**Required work**
Check every line below for the word "values" and copy the ones that have it.

**Supplied data**

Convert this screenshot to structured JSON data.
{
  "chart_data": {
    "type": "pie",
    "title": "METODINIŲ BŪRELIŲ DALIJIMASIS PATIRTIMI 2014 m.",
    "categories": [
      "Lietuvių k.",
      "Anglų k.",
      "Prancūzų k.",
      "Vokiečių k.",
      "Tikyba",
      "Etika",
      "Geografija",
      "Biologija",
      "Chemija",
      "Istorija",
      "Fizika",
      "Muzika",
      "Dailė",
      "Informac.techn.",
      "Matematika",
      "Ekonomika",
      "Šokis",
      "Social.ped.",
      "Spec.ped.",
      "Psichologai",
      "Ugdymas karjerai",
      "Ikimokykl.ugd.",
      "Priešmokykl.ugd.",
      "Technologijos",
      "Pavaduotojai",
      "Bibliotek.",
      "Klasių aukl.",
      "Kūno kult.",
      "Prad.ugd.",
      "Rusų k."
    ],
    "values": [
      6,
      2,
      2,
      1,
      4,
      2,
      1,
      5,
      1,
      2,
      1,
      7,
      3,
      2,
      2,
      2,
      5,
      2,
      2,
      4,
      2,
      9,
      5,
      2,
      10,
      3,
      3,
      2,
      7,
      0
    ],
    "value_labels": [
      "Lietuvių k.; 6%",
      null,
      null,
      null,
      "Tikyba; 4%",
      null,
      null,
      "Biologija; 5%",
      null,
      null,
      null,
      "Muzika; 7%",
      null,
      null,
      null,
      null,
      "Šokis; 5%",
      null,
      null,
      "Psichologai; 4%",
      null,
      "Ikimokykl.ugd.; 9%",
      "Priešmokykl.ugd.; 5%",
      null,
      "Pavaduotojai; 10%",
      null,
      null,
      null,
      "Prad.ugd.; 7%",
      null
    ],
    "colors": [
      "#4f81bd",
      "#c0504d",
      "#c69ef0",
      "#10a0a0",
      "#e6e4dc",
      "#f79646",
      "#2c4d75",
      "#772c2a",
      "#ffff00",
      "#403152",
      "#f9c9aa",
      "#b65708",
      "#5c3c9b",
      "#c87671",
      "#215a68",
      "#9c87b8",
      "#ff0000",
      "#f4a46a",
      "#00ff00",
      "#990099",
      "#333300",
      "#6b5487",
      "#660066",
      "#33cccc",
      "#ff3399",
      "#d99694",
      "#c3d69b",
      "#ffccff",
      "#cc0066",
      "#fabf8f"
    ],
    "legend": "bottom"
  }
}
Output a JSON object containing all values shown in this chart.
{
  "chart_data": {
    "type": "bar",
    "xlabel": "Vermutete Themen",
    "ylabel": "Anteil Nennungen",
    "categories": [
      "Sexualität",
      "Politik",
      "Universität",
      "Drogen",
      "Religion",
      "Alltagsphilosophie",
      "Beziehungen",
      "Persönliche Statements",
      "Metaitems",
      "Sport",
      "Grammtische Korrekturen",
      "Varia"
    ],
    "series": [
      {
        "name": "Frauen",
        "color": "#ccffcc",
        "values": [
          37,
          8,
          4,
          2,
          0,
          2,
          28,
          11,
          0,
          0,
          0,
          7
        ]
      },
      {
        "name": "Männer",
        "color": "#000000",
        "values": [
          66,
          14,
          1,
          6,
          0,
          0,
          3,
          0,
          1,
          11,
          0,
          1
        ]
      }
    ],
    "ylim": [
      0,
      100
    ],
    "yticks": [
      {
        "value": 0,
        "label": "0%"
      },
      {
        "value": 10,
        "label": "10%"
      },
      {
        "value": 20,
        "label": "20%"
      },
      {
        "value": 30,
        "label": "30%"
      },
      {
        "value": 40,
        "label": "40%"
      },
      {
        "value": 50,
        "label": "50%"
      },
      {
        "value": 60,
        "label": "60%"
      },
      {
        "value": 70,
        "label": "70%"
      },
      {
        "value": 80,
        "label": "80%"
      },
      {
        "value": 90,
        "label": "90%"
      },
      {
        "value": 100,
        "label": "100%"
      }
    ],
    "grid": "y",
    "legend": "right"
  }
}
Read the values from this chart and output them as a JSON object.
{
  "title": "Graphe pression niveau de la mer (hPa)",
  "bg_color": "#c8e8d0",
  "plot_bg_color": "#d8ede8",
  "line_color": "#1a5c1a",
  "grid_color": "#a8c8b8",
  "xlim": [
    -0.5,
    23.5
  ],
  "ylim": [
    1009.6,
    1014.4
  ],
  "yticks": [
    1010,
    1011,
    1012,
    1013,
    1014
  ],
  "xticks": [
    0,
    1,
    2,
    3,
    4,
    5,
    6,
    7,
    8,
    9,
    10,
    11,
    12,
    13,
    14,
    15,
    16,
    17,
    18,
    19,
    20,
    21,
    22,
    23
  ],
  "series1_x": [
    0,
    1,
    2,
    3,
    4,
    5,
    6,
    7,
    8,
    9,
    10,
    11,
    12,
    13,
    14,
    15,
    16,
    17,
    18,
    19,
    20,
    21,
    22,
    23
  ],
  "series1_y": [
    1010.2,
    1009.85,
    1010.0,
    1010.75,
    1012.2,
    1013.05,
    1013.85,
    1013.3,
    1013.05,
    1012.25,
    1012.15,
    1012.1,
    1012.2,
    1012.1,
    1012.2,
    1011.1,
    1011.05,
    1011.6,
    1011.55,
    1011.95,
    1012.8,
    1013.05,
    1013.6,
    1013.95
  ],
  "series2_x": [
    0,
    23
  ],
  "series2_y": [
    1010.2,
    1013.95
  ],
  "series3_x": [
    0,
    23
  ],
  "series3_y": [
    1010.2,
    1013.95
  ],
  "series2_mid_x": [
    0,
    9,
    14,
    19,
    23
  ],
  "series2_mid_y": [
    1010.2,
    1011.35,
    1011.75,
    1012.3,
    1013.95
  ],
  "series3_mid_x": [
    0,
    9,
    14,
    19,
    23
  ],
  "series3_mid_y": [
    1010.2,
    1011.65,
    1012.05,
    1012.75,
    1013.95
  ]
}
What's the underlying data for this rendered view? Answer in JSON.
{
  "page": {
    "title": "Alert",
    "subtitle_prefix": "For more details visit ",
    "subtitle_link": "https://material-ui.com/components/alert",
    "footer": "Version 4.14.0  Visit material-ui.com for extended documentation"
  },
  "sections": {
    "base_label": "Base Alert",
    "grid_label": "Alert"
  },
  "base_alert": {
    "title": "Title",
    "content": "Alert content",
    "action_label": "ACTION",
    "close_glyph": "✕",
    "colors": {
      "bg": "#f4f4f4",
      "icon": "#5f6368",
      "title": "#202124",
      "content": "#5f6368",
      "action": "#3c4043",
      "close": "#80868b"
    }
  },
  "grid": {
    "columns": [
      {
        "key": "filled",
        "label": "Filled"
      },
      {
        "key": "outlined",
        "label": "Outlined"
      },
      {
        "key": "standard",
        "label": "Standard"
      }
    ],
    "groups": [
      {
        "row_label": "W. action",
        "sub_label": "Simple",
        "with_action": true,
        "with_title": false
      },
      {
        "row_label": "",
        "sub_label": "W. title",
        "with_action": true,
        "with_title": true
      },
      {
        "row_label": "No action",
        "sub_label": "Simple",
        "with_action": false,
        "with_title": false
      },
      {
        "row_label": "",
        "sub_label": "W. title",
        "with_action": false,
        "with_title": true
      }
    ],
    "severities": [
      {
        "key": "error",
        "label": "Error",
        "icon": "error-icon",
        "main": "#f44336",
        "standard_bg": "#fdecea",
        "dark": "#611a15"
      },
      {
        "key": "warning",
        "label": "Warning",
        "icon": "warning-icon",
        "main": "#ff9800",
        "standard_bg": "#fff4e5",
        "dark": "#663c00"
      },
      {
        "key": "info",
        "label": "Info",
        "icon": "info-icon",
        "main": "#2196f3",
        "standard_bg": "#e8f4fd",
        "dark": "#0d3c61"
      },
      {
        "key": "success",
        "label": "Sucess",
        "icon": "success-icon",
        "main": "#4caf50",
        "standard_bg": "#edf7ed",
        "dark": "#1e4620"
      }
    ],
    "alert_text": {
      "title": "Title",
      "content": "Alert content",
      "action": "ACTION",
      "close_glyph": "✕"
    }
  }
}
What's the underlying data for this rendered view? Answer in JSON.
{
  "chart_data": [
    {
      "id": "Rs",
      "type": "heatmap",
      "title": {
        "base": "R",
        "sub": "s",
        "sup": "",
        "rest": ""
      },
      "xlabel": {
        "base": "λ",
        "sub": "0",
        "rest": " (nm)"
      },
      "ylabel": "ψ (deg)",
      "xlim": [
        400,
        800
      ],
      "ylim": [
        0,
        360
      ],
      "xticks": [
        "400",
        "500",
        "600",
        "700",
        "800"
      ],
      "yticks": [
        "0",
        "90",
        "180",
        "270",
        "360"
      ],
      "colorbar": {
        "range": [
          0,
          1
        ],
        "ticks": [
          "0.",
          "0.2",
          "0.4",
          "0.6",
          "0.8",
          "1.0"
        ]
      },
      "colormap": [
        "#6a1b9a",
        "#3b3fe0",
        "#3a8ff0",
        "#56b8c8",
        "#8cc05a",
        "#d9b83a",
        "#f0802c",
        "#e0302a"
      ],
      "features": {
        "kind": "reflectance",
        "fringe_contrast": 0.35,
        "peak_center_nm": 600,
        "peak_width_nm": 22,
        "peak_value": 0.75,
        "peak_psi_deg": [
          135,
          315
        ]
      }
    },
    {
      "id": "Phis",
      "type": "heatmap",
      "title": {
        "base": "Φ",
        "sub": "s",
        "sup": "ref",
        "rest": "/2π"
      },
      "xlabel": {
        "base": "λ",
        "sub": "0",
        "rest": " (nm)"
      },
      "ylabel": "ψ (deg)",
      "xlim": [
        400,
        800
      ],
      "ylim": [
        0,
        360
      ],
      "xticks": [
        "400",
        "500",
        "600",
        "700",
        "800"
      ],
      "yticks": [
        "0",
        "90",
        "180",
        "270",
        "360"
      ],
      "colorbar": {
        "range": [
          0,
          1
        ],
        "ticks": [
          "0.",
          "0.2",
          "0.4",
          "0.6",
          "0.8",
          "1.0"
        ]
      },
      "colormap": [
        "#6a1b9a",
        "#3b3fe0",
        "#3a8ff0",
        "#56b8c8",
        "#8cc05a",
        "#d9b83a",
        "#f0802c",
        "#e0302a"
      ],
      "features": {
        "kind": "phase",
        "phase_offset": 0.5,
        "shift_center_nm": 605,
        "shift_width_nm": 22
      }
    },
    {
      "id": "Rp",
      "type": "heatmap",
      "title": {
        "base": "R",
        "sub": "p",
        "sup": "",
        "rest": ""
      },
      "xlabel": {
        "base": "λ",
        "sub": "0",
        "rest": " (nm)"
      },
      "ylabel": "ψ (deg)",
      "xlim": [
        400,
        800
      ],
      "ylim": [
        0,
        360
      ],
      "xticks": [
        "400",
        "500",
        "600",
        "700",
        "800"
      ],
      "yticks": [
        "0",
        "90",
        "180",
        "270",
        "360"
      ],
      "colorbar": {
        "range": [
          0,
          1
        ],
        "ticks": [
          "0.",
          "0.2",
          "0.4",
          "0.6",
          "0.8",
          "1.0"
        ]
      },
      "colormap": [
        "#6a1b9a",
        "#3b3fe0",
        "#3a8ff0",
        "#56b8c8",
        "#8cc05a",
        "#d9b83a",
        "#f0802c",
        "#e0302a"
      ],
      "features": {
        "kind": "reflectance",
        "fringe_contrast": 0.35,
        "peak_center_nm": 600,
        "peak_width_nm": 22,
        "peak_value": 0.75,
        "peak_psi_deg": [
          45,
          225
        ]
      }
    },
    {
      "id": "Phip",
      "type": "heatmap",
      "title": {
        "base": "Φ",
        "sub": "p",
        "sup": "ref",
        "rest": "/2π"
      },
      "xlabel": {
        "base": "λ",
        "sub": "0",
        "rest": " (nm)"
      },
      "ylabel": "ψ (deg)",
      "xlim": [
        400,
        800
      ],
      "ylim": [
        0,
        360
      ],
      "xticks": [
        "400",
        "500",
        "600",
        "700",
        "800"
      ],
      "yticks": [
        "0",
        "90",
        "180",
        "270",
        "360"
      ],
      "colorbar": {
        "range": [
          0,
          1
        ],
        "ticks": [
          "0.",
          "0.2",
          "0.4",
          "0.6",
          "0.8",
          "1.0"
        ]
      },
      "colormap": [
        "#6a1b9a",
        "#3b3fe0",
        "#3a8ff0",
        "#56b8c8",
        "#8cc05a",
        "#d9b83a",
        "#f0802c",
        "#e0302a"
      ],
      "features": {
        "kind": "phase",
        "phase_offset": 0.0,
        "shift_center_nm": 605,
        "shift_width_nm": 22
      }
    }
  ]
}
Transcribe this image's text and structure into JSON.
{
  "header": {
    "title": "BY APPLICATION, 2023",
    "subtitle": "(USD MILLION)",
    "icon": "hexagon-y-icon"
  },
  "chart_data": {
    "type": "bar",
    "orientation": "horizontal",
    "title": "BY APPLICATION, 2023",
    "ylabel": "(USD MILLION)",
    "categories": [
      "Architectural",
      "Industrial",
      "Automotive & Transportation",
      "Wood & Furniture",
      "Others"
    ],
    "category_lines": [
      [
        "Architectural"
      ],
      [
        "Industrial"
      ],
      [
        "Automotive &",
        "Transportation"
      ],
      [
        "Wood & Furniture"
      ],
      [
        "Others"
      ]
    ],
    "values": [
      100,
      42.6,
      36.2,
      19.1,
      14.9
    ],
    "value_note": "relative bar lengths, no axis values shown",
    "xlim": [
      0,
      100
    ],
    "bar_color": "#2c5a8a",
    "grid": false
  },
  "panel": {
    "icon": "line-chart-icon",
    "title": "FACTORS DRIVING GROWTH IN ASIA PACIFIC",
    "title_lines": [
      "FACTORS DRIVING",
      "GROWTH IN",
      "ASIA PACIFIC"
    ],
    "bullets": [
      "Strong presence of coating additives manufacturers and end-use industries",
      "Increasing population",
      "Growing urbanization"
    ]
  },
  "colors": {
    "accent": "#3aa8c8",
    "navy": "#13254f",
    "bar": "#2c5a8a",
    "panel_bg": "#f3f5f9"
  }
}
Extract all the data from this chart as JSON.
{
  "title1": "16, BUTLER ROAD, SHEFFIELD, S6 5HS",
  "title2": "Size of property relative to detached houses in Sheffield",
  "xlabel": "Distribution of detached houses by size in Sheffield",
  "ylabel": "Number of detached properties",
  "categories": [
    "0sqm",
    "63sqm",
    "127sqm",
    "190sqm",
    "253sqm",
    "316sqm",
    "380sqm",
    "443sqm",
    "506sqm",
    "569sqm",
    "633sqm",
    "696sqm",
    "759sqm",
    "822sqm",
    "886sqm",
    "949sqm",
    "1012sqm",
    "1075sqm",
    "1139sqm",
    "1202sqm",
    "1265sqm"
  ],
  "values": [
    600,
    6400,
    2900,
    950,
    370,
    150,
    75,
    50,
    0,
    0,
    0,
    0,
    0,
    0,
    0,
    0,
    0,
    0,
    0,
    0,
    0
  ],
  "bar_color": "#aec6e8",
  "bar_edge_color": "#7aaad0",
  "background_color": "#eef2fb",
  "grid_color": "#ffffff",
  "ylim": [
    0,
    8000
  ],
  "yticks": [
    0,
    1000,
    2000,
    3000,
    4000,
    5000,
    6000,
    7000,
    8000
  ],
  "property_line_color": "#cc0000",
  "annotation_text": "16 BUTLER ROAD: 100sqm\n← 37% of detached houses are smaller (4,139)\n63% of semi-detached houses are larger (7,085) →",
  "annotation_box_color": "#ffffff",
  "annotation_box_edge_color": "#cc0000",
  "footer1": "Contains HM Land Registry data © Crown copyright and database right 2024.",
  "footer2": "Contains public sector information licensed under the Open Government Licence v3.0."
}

**Output below**
    "values": [
Output a JSON object containing all values shown in this chart.
        "values": [
        "values": [
Read the values from this chart and output them as a JSON object.
    "values": [
    "value_note": "relative bar lengths, no axis values shown",
  "values": [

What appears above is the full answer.